> _Directions_
Pull out every line below containing the word "both".

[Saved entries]
◇ ◇ ◇ ◇
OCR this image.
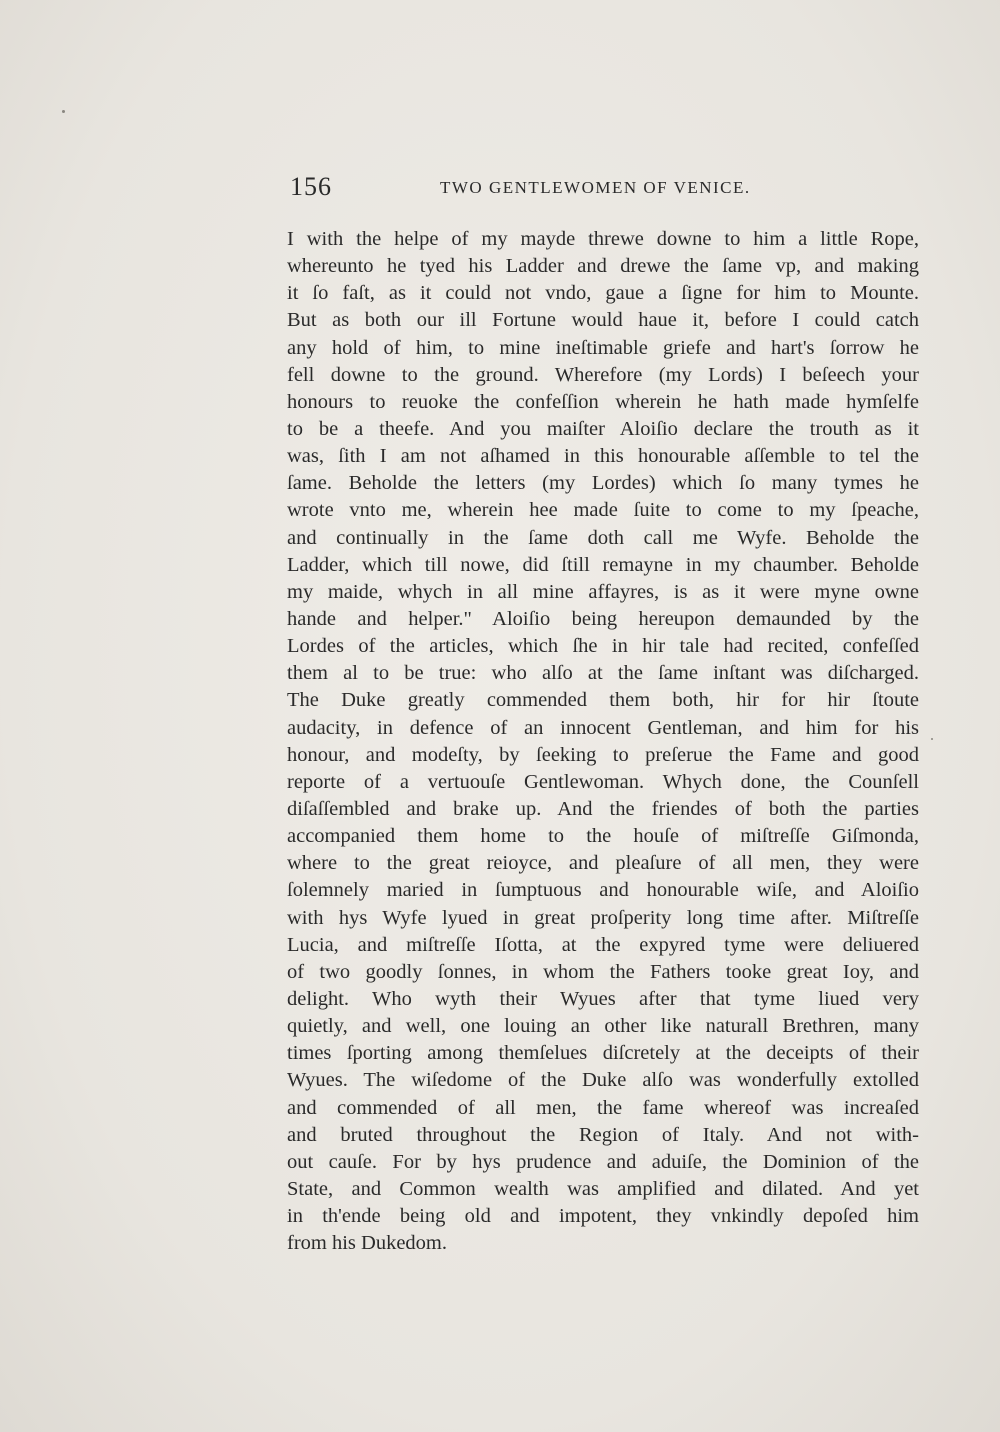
156	TWO GENTLEWOMEN OF VENICE.
I with the helpe of my mayde threwe downe to him a little Rope,
whereunto he tyed his Ladder and drewe the ſame vp, and making
it ſo faſt, as it could not vndo, gaue a ſigne for him to Mounte.
But as both our ill Fortune would haue it, before I could catch
any hold of him, to mine ineſtimable griefe and hart's ſorrow he
fell downe to the ground. Wherefore (my Lords) I beſeech your
honours to reuoke the confeſſion wherein he hath made hymſelfe
to be a theefe. And you maiſter Aloiſio declare the trouth as it
was, ſith I am not aſhamed in this honourable aſſemble to tel the
ſame. Beholde the letters (my Lordes) which ſo many tymes he
wrote vnto me, wherein hee made ſuite to come to my ſpeache,
and continually in the ſame doth call me Wyfe. Beholde the
Ladder, which till nowe, did ſtill remayne in my chaumber. Beholde
my maide, whych in all mine affayres, is as it were myne owne
hande and helper." Aloiſio being hereupon demaunded by the
Lordes of the articles, which ſhe in hir tale had recited, confeſſed
them al to be true: who alſo at the ſame inſtant was diſcharged.
The Duke greatly commended them both, hir for hir ſtoute
audacity, in defence of an innocent Gentleman, and him for his
honour, and modeſty, by ſeeking to preſerue the Fame and good
reporte of a vertuouſe Gentlewoman. Whych done, the Counſell
diſaſſembled and brake up. And the friendes of both the parties
accompanied them home to the houſe of miſtreſſe Giſmonda,
where to the great reioyce, and pleaſure of all men, they were
ſolemnely maried in ſumptuous and honourable wiſe, and Aloiſio
with hys Wyfe lyued in great proſperity long time after. Miſtreſſe
Lucia, and miſtreſſe Iſotta, at the expyred tyme were deliuered
of two goodly ſonnes, in whom the Fathers tooke great Ioy, and
delight. Who wyth their Wyues after that tyme liued very
quietly, and well, one louing an other like naturall Brethren, many
times ſporting among themſelues diſcretely at the deceipts of their
Wyues. The wiſedome of the Duke alſo was wonderfully extolled
and commended of all men, the fame whereof was increaſed
and bruted throughout the Region of Italy. And not with-
out cauſe. For by hys prudence and aduiſe, the Dominion of the
State, and Common wealth was amplified and dilated. And yet
in th'ende being old and impotent, they vnkindly depoſed him
from his Dukedom.
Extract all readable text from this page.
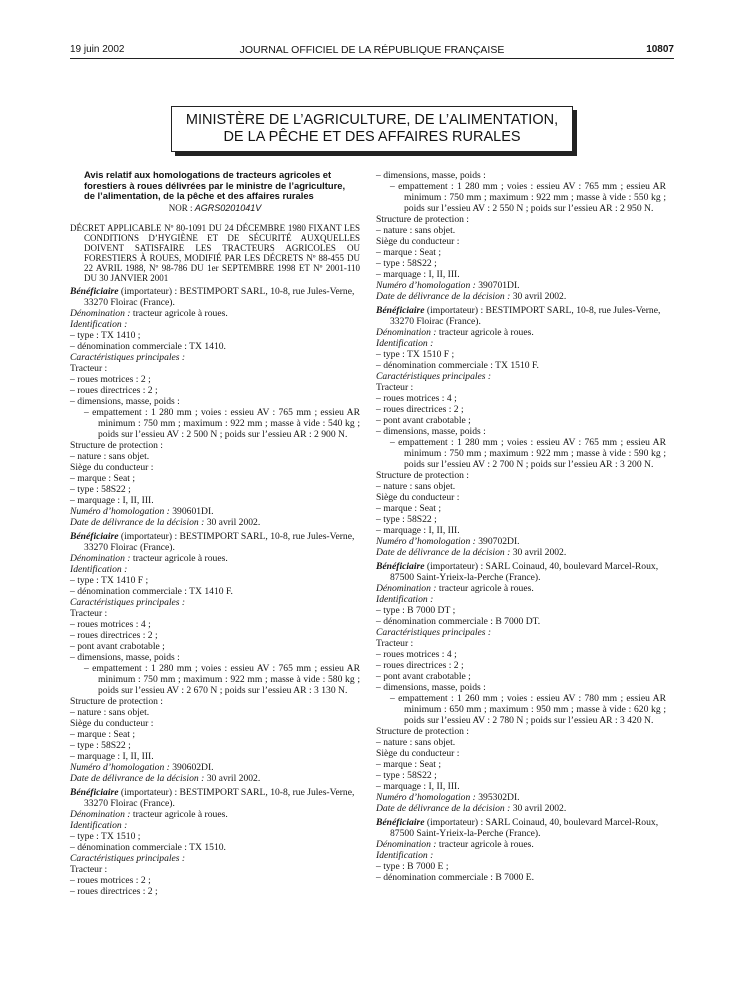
19 juin 2002	JOURNAL OFFICIEL DE LA RÉPUBLIQUE FRANÇAISE	10807
MINISTÈRE DE L’AGRICULTURE, DE L’ALIMENTATION,
DE LA PÊCHE ET DES AFFAIRES RURALES
Avis relatif aux homologations de tracteurs agricoles et forestiers à roues délivrées par le ministre de l’agriculture, de l’alimentation, de la pêche et des affaires rurales
NOR : AGRS0201041V
DÉCRET APPLICABLE Nº 80-1091 DU 24 DÉCEMBRE 1980 FIXANT LES CONDITIONS D’HYGIÈNE ET DE SÉCURITÉ AUXQUELLES DOIVENT SATISFAIRE LES TRACTEURS AGRICOLES OU FORESTIERS À ROUES, MODIFIÉ PAR LES DÉCRETS Nº 88-455 DU 22 AVRIL 1988, Nº 98-786 DU 1er SEPTEMBRE 1998 ET Nº 2001-110 DU 30 JANVIER 2001
Bénéficiaire (importateur) : BESTIMPORT SARL, 10-8, rue Jules-Verne, 33270 Floirac (France).
Dénomination : tracteur agricole à roues.
Identification :
– type : TX 1410 ;
– dénomination commerciale : TX 1410.
Caractéristiques principales :
Tracteur :
– roues motrices : 2 ;
– roues directrices : 2 ;
– dimensions, masse, poids :
– empattement : 1 280 mm ; voies : essieu AV : 765 mm ; essieu AR minimum : 750 mm ; maximum : 922 mm ; masse à vide : 540 kg ; poids sur l’essieu AV : 2 500 N ; poids sur l’essieu AR : 2 900 N.
Structure de protection :
– nature : sans objet.
Siège du conducteur :
– marque : Seat ;
– type : 58S22 ;
– marquage : I, II, III.
Numéro d’homologation : 390601DI.
Date de délivrance de la décision : 30 avril 2002.
Bénéficiaire (importateur) : BESTIMPORT SARL, 10-8, rue Jules-Verne, 33270 Floirac (France).
Dénomination : tracteur agricole à roues.
Identification :
– type : TX 1410 F ;
– dénomination commerciale : TX 1410 F.
Caractéristiques principales :
Tracteur :
– roues motrices : 4 ;
– roues directrices : 2 ;
– pont avant crabotable ;
– dimensions, masse, poids :
– empattement : 1 280 mm ; voies : essieu AV : 765 mm ; essieu AR minimum : 750 mm ; maximum : 922 mm ; masse à vide : 580 kg ; poids sur l’essieu AV : 2 670 N ; poids sur l’essieu AR : 3 130 N.
Structure de protection :
– nature : sans objet.
Siège du conducteur :
– marque : Seat ;
– type : 58S22 ;
– marquage : I, II, III.
Numéro d’homologation : 390602DI.
Date de délivrance de la décision : 30 avril 2002.
Bénéficiaire (importateur) : BESTIMPORT SARL, 10-8, rue Jules-Verne, 33270 Floirac (France).
Dénomination : tracteur agricole à roues.
Identification :
– type : TX 1510 ;
– dénomination commerciale : TX 1510.
Caractéristiques principales :
Tracteur :
– roues motrices : 2 ;
– roues directrices : 2 ;
– dimensions, masse, poids :
– empattement : 1 280 mm ; voies : essieu AV : 765 mm ; essieu AR minimum : 750 mm ; maximum : 922 mm ; masse à vide : 550 kg ; poids sur l’essieu AV : 2 550 N ; poids sur l’essieu AR : 2 950 N.
Structure de protection :
– nature : sans objet.
Siège du conducteur :
– marque : Seat ;
– type : 58S22 ;
– marquage : I, II, III.
Numéro d’homologation : 390701DI.
Date de délivrance de la décision : 30 avril 2002.
Bénéficiaire (importateur) : BESTIMPORT SARL, 10-8, rue Jules-Verne, 33270 Floirac (France).
Dénomination : tracteur agricole à roues.
Identification :
– type : TX 1510 F ;
– dénomination commerciale : TX 1510 F.
Caractéristiques principales :
Tracteur :
– roues motrices : 4 ;
– roues directrices : 2 ;
– pont avant crabotable ;
– dimensions, masse, poids :
– empattement : 1 280 mm ; voies : essieu AV : 765 mm ; essieu AR minimum : 750 mm ; maximum : 922 mm ; masse à vide : 590 kg ; poids sur l’essieu AV : 2 700 N ; poids sur l’essieu AR : 3 200 N.
Structure de protection :
– nature : sans objet.
Siège du conducteur :
– marque : Seat ;
– type : 58S22 ;
– marquage : I, II, III.
Numéro d’homologation : 390702DI.
Date de délivrance de la décision : 30 avril 2002.
Bénéficiaire (importateur) : SARL Coinaud, 40, boulevard Marcel-Roux, 87500 Saint-Yrieix-la-Perche (France).
Dénomination : tracteur agricole à roues.
Identification :
– type : B 7000 DT ;
– dénomination commerciale : B 7000 DT.
Caractéristiques principales :
Tracteur :
– roues motrices : 4 ;
– roues directrices : 2 ;
– pont avant crabotable ;
– dimensions, masse, poids :
– empattement : 1 260 mm ; voies : essieu AV : 780 mm ; essieu AR minimum : 650 mm ; maximum : 950 mm ; masse à vide : 620 kg ; poids sur l’essieu AV : 2 780 N ; poids sur l’essieu AR : 3 420 N.
Structure de protection :
– nature : sans objet.
Siège du conducteur :
– marque : Seat ;
– type : 58S22 ;
– marquage : I, II, III.
Numéro d’homologation : 395302DI.
Date de délivrance de la décision : 30 avril 2002.
Bénéficiaire (importateur) : SARL Coinaud, 40, boulevard Marcel-Roux, 87500 Saint-Yrieix-la-Perche (France).
Dénomination : tracteur agricole à roues.
Identification :
– type : B 7000 E ;
– dénomination commerciale : B 7000 E.
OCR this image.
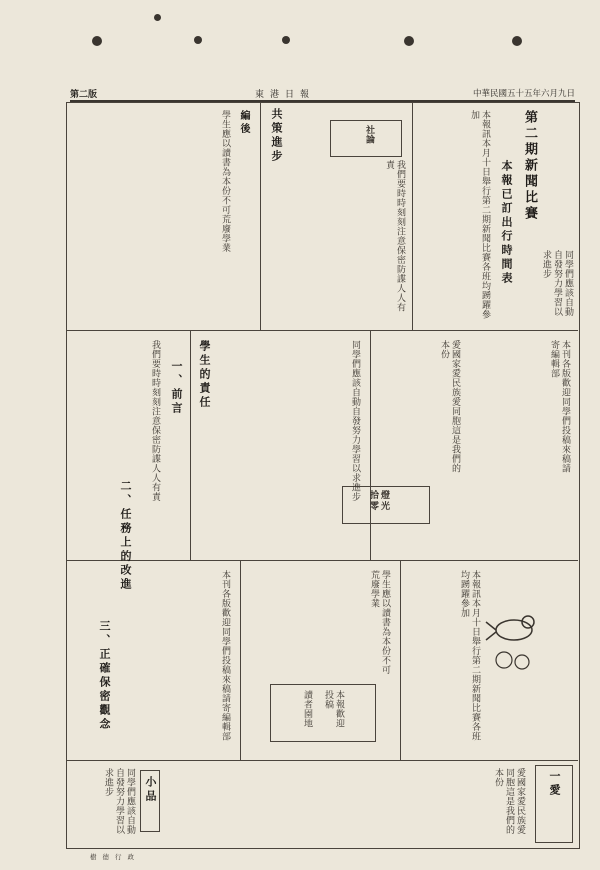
第二版	東港日報	中華民國五十五年六月九日
第二期新聞比賽
本報已訂出行時間表
本報訊本月十日舉行第二期新聞比賽各班均踴躍參加
同學們應該自動自發努力學習以求進步
社論
我們要時時刻刻注意保密防諜人人有責
共策進步
編後
學生應以讀書為本份不可荒廢學業
本刊各版歡迎同學們投稿來稿請寄編輯部
愛國家愛民族愛同胞這是我們的本份
燈光拾零
學生的責任	同學們應該自動自發努力學習以求進步
一、前言
我們要時時刻刻注意保密防諜人人有責
二、任務上的改進
本報歡迎投稿
讀者園地
一愛
本報訊本月十日舉行第二期新聞比賽各班均踴躍參加
學生應以讀書為本份不可荒廢學業
本刊各版歡迎同學們投稿來稿請寄編輯部
三、正確保密觀念
小品	愛國家愛民族愛同胞這是我們的本份
同學們應該自動自發努力學習以求進步
樹德行政
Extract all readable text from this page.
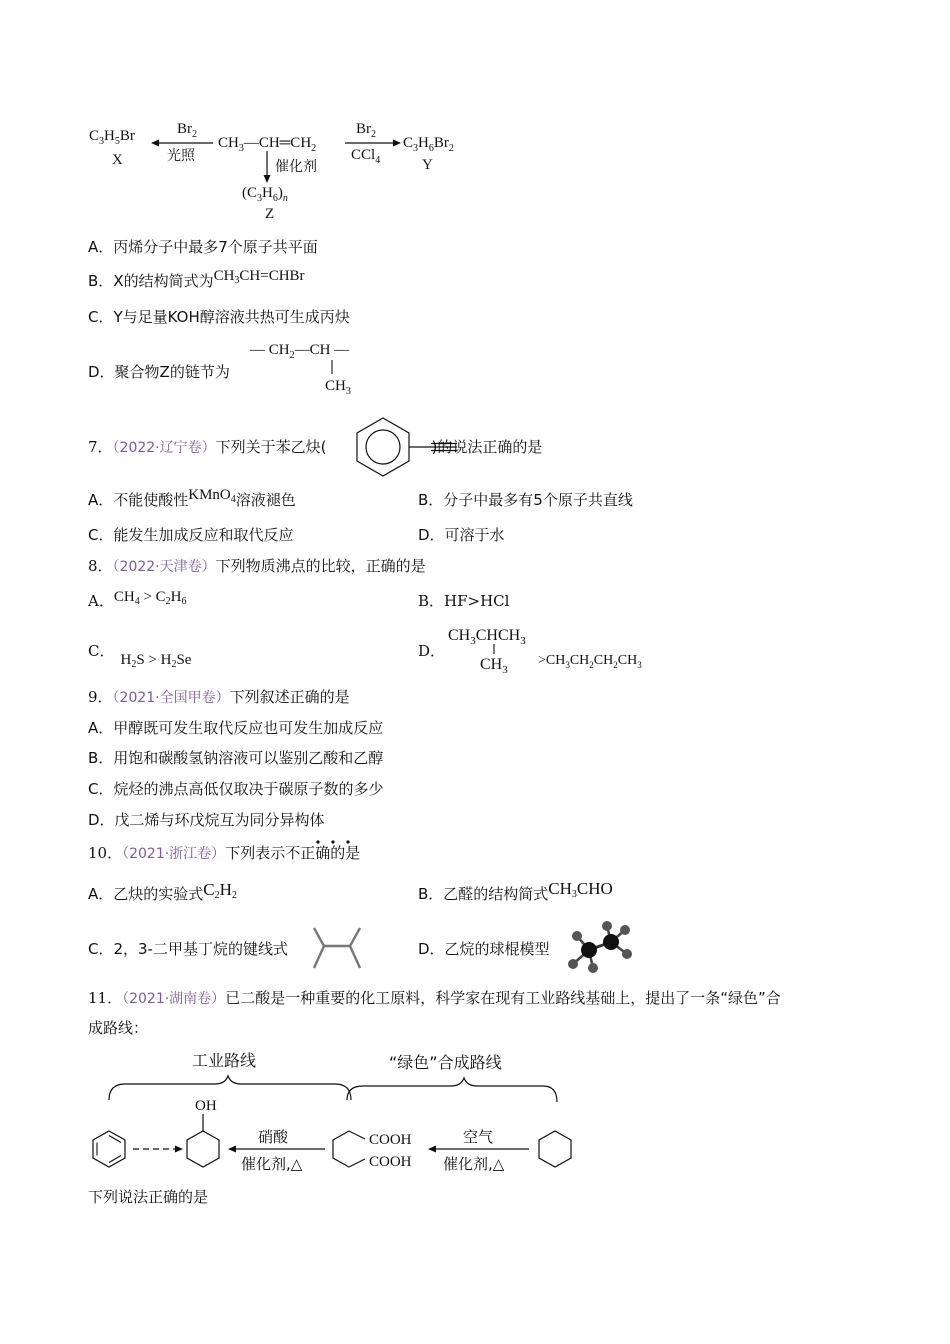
$C_3H_5Br$
X
$Br_2$
光照
$CH_3—CH═CH_2$
$Br_2$
CCl$_4$
$C_3H_6Br_2$
Y
催化剂
$(C_3H_6)_n$
Z
A．丙烯分子中最多7个原子共平面
B．X的结构简式为$CH_3CH=CHBr$
C．Y与足量KOH醇溶液共热可生成丙炔
D．聚合物Z的链节为
— $CH_2—CH$ —
$CH_3$
7．（2022·辽宁卷）下列关于苯乙炔(	)的说法正确的是
A．不能使酸性KMnO$_4$溶液褪色	B．分子中最多有5个原子共直线
C．能发生加成反应和取代反应	D．可溶于水
8．（2022·天津卷）下列物质沸点的比较，正确的是
A．$CH_4 > C_2H_6$	B．HF>HCl
C． $H_2S > H_2Se$	D．
$CH_3CHCH_3$
$CH_3$
$>CH_3CH_2CH_2CH_3$
9．（2021·全国甲卷）下列叙述正确的是
A．甲醇既可发生取代反应也可发生加成反应
B．用饱和碳酸氢钠溶液可以鉴别乙酸和乙醇
C．烷烃的沸点高低仅取决于碳原子数的多少
D．戊二烯与环戊烷互为同分异构体
10．（2021·浙江卷）下列表示不正确的是
A．乙炔的实验式$C_2H_2$	B．乙醛的结构简式$CH_3CHO$
C．2，3-二甲基丁烷的键线式	D．乙烷的球棍模型
11．（2021·湖南卷）已二酸是一种重要的化工原料，科学家在现有工业路线基础上，提出了一条“绿色”合
成路线：
工业路线	“绿色”合成路线
OH
硝酸
催化剂,△
COOH
COOH
空气
催化剂,△
下列说法正确的是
◇ ◇ ◇ ◇
> _Solution for this task_
But as both our ill Fortune would haue it, before I could catch
The Duke greatly commended them both, hir for hir ſtoute
diſaſſembled and brake up. And the friendes of both the parties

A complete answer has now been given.